> [Lista de tarefas]:
1) Quem figura como relator no acórdão do Supremo Tribunal Administrativo?
2) Prossiga o texto do acórdão do Supremo Tribunal Administrativo a partir do ponto em que termina.

> [Documento]:
-------------------------

Acórdãos STA

Acórdão do Supremo Tribunal Administrativo
Processo:0724/23.4BELRA
Data do Acordão:02/07/2024
Tribunal:2 SECÇÃO
Relator:FRANCISCO ROTHES
Descritores:RECURSO DE REVISTA EXCEPCIONAL
APRECIAÇÃO PRELIMINAR
Sumário:I - O recurso de revista excepcional previsto no art. 285.º do CPPT não corresponde à introdução generalizada de uma nova instância de recurso, funcionando apenas como uma “válvula de segurança” do sistema, pelo que só é admissível se estivermos perante uma questão que, pela sua relevância jurídica ou social, se revista de importância fundamental, ou se a admissão deste recurso for claramente necessária para uma melhor aplicação do direito, incumbindo ao recorrente alegar e demonstrar os requisitos da admissibilidade do recurso.
II - Na ausência total de alegação relativamente a esses requisitos a revista não pode ser admitida.
Nº Convencional:JSTA000P31910
Nº do Documento:SA2202402070724/23
Recorrente:AA
Recorrido 1:AT - AUTORIDADE TRIBUTÁRIA E ADUANEIRA
Votação:UNANIMIDADE
Aditamento:
Texto Integral: Apreciação preliminar da admissibilidade do recurso excepcional de revista interposto no processo n.º 724/23.4BELRA


1. RELATÓRIO
1.1 A acima identificada Recorrente, notificada do acórdão proferido pelo Tribunal Central Administrativo Sul em 30 de Novembro de 2023 – que decidiu que o acórdão do mesmo Tribunal proferido em 13 de Setembro de 2023 (o qual negou provimento ao recurso por ela interposto da decisão por que o Tribunal Administrativo e Fiscal de Leiria manteve a decisão de recusa da petição inicial) não enfermava da nulidade que lhe assacou a Recorrente e que não era admissível a reclamação para a conferência –, apresentou requerimento dizendo que «dele vem, ao abrigo das disposições conjugadas, entre outras, dos arts.147.º, n.º 1, e 142.º, n.º 3, al. d) do CPTA, [i]nterpor recurso ordinário de revista para o Supremo Tribunal Administrativo».

-------------------------

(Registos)
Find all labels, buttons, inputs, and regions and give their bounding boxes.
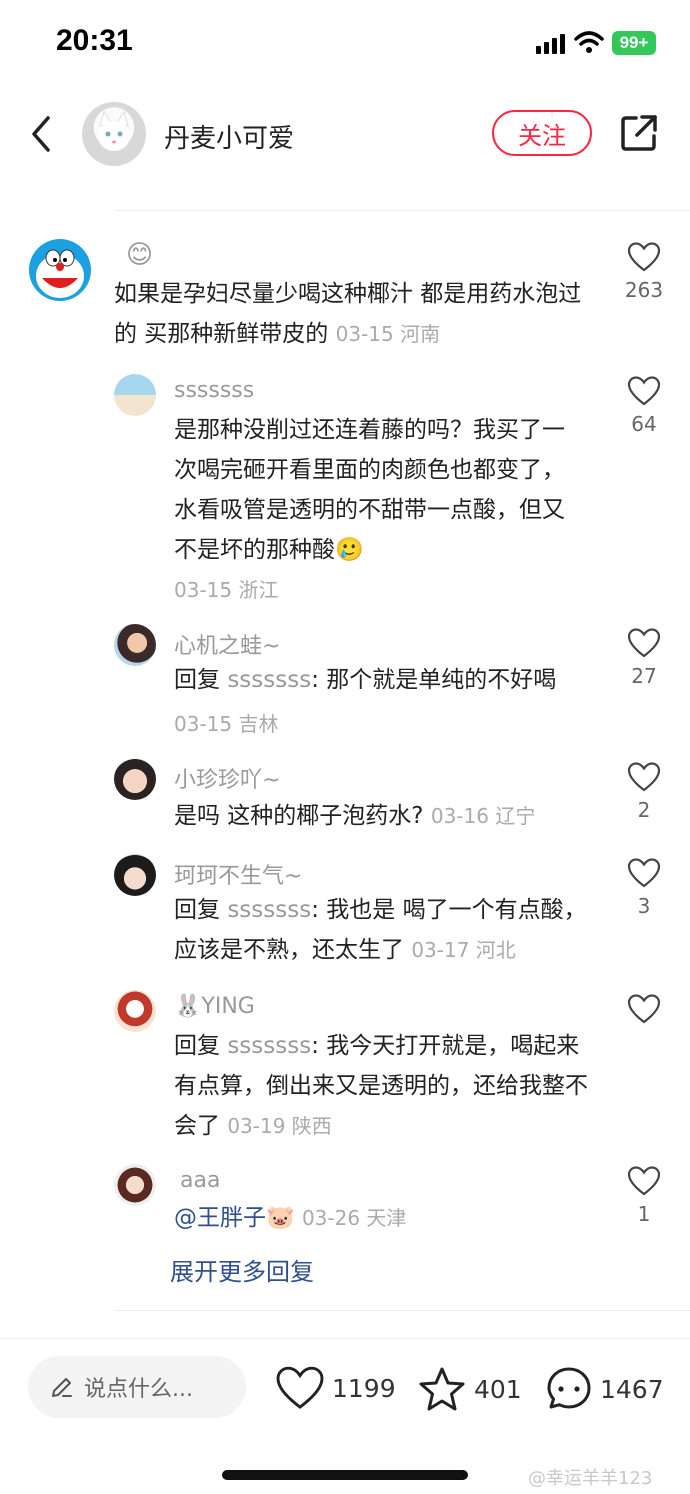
like-post-button[interactable]: 1199: [276, 1366, 396, 1410]
follow-button[interactable]: 关注: [492, 110, 592, 156]
comment-username[interactable]: sssssss: [174, 378, 254, 403]
reply-target[interactable]: sssssss: [227, 897, 311, 923]
comment-username[interactable]: 😊: [126, 240, 153, 270]
post-header: 丹麦小可爱 关注: [0, 100, 690, 170]
comment-date: 03-15 吉林: [174, 712, 279, 736]
like-button[interactable]: [614, 994, 674, 1030]
mention-link[interactable]: @王胖子🐷: [174, 1205, 295, 1231]
avatar[interactable]: [114, 624, 156, 666]
divider: [0, 1338, 690, 1339]
watermark: @幸运羊羊123: [528, 1468, 653, 1489]
heart-icon: [627, 242, 661, 272]
comment-count: 1467: [600, 1374, 664, 1404]
comment-input-placeholder: 说点什么...: [84, 1377, 193, 1402]
status-bar: 20:31 99+: [0, 0, 690, 90]
like-button[interactable]: 1: [614, 1166, 674, 1226]
comment-text: 回复 sssssss: 我今天打开就是，喝起来有点算，倒出来又是透明的，还给我整…: [174, 1026, 594, 1146]
expand-replies-link[interactable]: 展开更多回复: [170, 1252, 314, 1287]
comment-text: 回复 sssssss: 我也是 喝了一个有点酸，应该是不熟，还太生了 03-17…: [174, 890, 599, 970]
status-time: 20:31: [56, 24, 133, 57]
like-button[interactable]: 64: [614, 376, 674, 436]
comment-bubble-icon: [547, 1367, 591, 1409]
comment-text: 是那种没削过还连着藤的吗？我买了一次喝完砸开看里面的肉颜色也都变了，水看吸管是透…: [174, 410, 586, 570]
comment-username[interactable]: 心机之蛙~: [174, 628, 280, 660]
pencil-icon: [52, 1378, 72, 1397]
like-count: 2: [637, 798, 651, 822]
wifi-icon: [574, 31, 604, 53]
heart-icon: [627, 994, 661, 1024]
like-button[interactable]: 2: [614, 762, 674, 822]
heart-icon: [627, 858, 661, 888]
avatar[interactable]: [114, 990, 156, 1032]
avatar[interactable]: [114, 374, 156, 416]
comment-username[interactable]: 🐰YING: [174, 994, 255, 1019]
comment-username[interactable]: aaa: [180, 1168, 220, 1193]
like-count: 3: [637, 894, 651, 918]
author-name[interactable]: 丹麦小可爱: [164, 118, 294, 155]
heart-icon: [276, 1366, 324, 1409]
comment-date: 03-15 浙江: [174, 578, 279, 602]
like-count: 27: [631, 664, 657, 688]
reply-prefix: 回复: [174, 897, 228, 923]
comment-text: @王胖子🐷 03-26 天津: [174, 1198, 604, 1238]
cellular-signal-icon: [536, 34, 565, 54]
comment-username[interactable]: 珂珂不生气~: [174, 858, 302, 890]
comment-body: 是那种没削过还连着藤的吗？我买了一次喝完砸开看里面的肉颜色也都变了，水看吸管是透…: [174, 417, 565, 563]
like-count: 1199: [332, 1373, 396, 1403]
star-icon: [419, 1367, 465, 1411]
comment-input[interactable]: 说点什么...: [28, 1356, 246, 1418]
avatar[interactable]: [28, 238, 92, 302]
comment-text: 是吗 这种的椰子泡药水? 03-16 辽宁: [174, 796, 604, 836]
avatar[interactable]: [114, 1164, 156, 1206]
reply-prefix: 回复: [174, 667, 228, 693]
comment-date: 03-17 河北: [411, 938, 516, 962]
comment-date: 03-26 天津: [301, 1206, 407, 1230]
bottom-action-bar: 说点什么... 1199 401 1467: [0, 1356, 690, 1420]
reply-target[interactable]: sssssss: [227, 1033, 311, 1059]
like-count: 64: [631, 412, 657, 436]
comment-username[interactable]: 小珍珍吖~: [174, 762, 280, 794]
avatar[interactable]: [114, 854, 156, 896]
like-button[interactable]: 3: [614, 858, 674, 918]
home-indicator[interactable]: [222, 1470, 468, 1480]
heart-icon: [627, 1166, 661, 1196]
comment-body: 是吗 这种的椰子泡药水?: [174, 803, 424, 829]
reply-prefix: 回复: [174, 1033, 228, 1059]
comment-text: 如果是孕妇尽量少喝这种椰汁 都是用药水泡过的 买那种新鲜带皮的 03-15 河南: [114, 274, 584, 354]
comment-date: 03-16 辽宁: [430, 804, 536, 828]
heart-icon: [627, 376, 661, 406]
star-count: 401: [474, 1374, 522, 1404]
divider: [114, 1310, 690, 1311]
battery-indicator: 99+: [612, 31, 656, 55]
like-count: 1: [637, 1202, 651, 1226]
divider: [114, 210, 690, 211]
like-count: 263: [624, 278, 664, 302]
avatar[interactable]: [114, 758, 156, 800]
comment-button[interactable]: 1467: [546, 1366, 664, 1412]
back-arrow-icon[interactable]: [28, 114, 54, 154]
comment-text: 回复 sssssss: 那个就是单纯的不好喝: [174, 660, 604, 700]
like-button[interactable]: 27: [614, 628, 674, 688]
share-icon[interactable]: [620, 114, 658, 152]
heart-icon: [627, 762, 661, 792]
comment-body: : 那个就是单纯的不好喝: [311, 667, 557, 693]
heart-icon: [627, 628, 661, 658]
comment-date: 03-19 陕西: [227, 1114, 332, 1138]
comment-date: 03-15 河南: [335, 322, 441, 346]
author-avatar[interactable]: [82, 102, 146, 166]
collect-button[interactable]: 401: [418, 1366, 522, 1412]
like-button[interactable]: 263: [614, 242, 674, 302]
reply-target[interactable]: sssssss: [227, 667, 311, 693]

-------------------------

> [Respostas às tarefas]:
1) Francisco Rothes.

2)
1.2 Com esse requerimento juntou as alegações de recurso, com conclusões do seguinte teor:
«1ª) Notificada de douto Acórdão proferido pelo TCAS, veio a ora recorrente primeiramente arguir a respetiva nulidade e, seguidamente, apresentar Reclamação para a Conferência, sobre os quais incidiu o Aresto aqui recorrido, tudo aqui dado por integralmente reproduzido.
Sucede que,
2ª) Se ao Tribunal recorrido incumbia pronunciar-se sobre o teor da nulidade arguida,
3ª) Já o mesmo não poderia suceder, salvo o devido respeito, quanto à parte da matéria da Reclamação para a Conferência,
A partir do momento em que o Tribunal recorrido decidiu que tal Reclamação para a Conferência, por inadmissível, não deveria ser apreciada.
4ª) Por do preceituado nos números 1 e 2 do artigo 613.º do CPC decorrer que, com a prolação do Acórdão nos autos ficou esgotado o poder jurisdicional quanto à matéria da causa.
Acresce que,
5ª) Basicamente foi entendido, pelo Aresto recorrido, que não era admissível, in casu, a Reclamação para a Conferência, prevista no art. 652.º, n.º 4 do CPC, por aplicação do disposto na al. b) do n.º 5 do art. 652º, idem.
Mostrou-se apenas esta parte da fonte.